— start PROVIDED INFORMATION —

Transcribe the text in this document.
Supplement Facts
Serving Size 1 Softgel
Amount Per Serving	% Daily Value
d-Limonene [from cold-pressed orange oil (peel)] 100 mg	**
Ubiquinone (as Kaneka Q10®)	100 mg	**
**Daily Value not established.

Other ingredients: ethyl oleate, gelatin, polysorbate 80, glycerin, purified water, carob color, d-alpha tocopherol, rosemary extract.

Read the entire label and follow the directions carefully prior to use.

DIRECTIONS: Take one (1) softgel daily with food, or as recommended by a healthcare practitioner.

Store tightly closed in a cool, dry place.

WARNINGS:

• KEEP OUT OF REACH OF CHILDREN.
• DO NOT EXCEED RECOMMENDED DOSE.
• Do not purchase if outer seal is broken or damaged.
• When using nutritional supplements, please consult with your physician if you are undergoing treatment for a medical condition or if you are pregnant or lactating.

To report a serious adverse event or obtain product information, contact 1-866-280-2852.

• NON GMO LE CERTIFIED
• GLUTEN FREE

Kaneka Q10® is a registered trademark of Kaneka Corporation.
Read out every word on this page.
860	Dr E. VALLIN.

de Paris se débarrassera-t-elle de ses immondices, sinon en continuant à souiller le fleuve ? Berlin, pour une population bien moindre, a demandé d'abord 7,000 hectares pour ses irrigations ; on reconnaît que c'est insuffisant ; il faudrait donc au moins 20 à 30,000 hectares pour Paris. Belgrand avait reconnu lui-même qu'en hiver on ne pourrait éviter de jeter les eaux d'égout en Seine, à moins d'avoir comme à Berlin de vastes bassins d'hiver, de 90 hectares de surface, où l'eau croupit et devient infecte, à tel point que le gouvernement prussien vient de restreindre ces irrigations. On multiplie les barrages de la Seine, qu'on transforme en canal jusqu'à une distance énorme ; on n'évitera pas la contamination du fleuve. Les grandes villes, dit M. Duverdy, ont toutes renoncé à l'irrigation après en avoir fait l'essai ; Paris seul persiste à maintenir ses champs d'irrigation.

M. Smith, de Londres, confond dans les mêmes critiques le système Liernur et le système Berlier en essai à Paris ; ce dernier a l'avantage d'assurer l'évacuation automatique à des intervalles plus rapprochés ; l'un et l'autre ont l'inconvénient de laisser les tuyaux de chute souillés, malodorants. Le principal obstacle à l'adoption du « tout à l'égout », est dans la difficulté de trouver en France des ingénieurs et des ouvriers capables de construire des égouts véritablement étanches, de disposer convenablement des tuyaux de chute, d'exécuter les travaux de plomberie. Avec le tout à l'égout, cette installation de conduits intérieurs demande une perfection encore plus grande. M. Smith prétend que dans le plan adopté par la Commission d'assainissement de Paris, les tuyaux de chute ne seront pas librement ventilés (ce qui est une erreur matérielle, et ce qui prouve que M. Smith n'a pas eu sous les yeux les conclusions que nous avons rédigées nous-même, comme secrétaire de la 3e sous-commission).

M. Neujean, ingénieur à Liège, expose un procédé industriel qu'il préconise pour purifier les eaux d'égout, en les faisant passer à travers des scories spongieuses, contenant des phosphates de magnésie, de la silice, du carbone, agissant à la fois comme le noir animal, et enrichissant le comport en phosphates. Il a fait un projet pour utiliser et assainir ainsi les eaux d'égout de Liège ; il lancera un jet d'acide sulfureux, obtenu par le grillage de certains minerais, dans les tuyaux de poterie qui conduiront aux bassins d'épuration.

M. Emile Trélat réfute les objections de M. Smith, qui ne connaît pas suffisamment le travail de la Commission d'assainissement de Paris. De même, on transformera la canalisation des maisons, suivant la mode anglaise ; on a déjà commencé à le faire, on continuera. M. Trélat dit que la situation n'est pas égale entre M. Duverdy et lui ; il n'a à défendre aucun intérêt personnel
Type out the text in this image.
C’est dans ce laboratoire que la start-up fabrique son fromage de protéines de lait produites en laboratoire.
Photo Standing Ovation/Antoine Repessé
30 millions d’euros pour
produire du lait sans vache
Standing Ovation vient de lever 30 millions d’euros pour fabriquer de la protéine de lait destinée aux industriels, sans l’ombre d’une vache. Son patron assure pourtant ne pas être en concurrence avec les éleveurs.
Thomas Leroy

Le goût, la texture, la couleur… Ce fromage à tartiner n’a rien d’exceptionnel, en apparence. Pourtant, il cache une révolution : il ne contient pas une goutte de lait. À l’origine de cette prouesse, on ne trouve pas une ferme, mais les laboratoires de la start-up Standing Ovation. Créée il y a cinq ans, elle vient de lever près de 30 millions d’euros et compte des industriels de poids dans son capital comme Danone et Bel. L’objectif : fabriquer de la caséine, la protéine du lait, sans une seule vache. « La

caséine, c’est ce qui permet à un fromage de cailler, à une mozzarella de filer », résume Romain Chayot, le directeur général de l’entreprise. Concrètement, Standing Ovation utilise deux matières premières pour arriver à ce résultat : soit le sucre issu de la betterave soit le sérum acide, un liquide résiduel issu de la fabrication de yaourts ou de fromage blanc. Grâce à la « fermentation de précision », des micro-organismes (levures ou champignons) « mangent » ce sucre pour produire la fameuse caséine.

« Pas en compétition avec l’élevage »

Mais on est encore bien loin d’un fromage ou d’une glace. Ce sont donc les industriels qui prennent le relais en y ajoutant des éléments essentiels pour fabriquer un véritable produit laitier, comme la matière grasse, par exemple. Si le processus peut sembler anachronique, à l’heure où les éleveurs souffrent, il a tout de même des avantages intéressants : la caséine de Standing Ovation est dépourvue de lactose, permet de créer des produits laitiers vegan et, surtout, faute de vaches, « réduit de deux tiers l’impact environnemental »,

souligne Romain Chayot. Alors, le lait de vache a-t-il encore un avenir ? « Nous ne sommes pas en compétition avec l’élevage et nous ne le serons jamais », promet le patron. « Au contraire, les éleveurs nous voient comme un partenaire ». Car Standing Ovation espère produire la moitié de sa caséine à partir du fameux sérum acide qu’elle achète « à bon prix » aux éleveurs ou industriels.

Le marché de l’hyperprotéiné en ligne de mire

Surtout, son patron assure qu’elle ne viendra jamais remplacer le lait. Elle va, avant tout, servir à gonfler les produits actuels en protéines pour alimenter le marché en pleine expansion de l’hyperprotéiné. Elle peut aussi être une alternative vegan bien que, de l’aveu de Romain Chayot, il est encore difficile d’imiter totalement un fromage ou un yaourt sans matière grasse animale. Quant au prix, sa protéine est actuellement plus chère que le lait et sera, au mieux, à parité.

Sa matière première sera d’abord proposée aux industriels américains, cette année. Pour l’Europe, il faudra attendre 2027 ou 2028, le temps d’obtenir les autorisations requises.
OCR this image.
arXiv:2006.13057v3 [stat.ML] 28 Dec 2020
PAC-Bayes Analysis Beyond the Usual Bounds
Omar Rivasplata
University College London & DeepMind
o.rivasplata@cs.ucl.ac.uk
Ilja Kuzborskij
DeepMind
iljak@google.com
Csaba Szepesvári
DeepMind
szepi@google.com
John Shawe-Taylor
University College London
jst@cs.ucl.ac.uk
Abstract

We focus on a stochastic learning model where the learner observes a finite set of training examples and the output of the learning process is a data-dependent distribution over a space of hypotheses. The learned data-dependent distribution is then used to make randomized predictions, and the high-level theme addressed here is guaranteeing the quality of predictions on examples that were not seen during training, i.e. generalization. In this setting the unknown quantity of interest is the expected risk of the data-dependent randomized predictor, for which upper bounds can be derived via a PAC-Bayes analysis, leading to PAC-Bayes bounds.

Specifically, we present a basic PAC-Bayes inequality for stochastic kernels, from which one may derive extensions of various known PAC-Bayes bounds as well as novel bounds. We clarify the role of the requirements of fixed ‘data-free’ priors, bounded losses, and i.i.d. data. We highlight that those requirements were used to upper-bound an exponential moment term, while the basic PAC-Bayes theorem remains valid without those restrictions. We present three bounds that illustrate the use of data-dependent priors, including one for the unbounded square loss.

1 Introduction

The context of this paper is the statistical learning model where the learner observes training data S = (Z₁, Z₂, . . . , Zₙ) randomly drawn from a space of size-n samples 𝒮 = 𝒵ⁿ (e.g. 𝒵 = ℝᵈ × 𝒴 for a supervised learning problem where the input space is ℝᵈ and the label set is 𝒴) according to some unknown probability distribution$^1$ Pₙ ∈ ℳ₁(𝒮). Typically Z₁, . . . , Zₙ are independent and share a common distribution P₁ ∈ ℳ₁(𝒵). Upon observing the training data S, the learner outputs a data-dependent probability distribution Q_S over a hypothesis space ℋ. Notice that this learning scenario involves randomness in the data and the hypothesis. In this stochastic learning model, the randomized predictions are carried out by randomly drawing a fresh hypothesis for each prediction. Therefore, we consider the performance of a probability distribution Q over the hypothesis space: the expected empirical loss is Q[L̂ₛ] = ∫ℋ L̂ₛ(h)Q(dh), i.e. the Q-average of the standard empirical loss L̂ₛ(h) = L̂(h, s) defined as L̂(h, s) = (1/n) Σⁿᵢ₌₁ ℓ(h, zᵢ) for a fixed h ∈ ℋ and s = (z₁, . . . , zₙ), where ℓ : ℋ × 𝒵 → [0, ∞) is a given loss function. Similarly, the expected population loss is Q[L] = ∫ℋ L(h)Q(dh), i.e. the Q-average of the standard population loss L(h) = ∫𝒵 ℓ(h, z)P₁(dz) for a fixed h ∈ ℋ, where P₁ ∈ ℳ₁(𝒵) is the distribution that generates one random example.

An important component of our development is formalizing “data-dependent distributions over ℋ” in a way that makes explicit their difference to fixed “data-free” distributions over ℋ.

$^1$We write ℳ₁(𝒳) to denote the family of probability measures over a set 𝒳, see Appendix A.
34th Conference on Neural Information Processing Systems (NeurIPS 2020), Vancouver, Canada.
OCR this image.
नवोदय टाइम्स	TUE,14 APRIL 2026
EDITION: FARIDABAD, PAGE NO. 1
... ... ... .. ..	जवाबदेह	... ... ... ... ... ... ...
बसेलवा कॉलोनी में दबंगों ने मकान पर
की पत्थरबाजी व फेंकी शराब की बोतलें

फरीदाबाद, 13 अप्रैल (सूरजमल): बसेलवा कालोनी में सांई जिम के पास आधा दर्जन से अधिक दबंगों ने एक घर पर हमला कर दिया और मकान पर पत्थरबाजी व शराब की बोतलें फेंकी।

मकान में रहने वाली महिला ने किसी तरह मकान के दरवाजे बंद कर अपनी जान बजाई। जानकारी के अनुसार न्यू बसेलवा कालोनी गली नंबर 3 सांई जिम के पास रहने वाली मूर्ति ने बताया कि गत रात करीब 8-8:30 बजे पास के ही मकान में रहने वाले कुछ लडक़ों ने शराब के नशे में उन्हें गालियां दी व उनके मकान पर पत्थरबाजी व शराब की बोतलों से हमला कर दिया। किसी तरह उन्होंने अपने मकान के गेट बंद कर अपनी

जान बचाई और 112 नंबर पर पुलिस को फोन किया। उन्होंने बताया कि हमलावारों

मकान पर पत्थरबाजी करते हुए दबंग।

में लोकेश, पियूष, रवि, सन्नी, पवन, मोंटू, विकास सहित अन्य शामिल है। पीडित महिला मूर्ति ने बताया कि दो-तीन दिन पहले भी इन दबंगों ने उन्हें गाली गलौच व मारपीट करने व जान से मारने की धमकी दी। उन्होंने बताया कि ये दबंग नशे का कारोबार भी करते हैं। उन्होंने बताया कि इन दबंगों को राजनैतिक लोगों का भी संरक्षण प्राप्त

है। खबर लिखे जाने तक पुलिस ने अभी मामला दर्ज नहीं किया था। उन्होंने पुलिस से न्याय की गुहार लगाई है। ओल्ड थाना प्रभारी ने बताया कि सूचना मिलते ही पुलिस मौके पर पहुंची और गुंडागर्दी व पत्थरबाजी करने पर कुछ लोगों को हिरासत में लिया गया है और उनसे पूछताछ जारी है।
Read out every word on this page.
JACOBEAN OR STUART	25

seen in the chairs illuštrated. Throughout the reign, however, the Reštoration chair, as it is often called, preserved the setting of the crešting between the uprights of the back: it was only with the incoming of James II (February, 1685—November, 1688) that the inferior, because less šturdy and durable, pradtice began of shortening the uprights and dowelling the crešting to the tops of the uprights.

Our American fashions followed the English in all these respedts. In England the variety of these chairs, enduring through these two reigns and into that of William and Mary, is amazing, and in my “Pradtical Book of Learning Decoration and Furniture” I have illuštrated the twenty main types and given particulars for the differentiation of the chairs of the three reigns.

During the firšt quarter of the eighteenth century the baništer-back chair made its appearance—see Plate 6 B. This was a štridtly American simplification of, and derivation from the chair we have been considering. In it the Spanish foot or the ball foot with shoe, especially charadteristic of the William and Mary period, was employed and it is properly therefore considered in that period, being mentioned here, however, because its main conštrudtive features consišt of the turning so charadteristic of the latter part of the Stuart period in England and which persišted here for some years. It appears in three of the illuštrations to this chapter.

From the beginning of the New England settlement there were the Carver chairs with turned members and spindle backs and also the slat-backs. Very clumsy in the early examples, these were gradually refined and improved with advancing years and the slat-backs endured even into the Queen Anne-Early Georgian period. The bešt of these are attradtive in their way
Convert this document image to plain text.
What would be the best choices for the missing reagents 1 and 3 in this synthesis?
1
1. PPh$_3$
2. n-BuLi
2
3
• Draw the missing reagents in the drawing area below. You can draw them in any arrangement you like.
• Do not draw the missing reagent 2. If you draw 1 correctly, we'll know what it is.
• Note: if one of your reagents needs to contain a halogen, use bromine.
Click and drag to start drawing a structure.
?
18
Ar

— end PROVIDED INFORMATION —

Find the word "your" in the data and show each line that holds it.

**OUTPUT BELOW**
• When using nutritional supplements, please consult with your physician if you are undergoing treatment for a medical condition or if you are pregnant or lactating.
• Note: if one of your reagents needs to contain a halogen, use bromine.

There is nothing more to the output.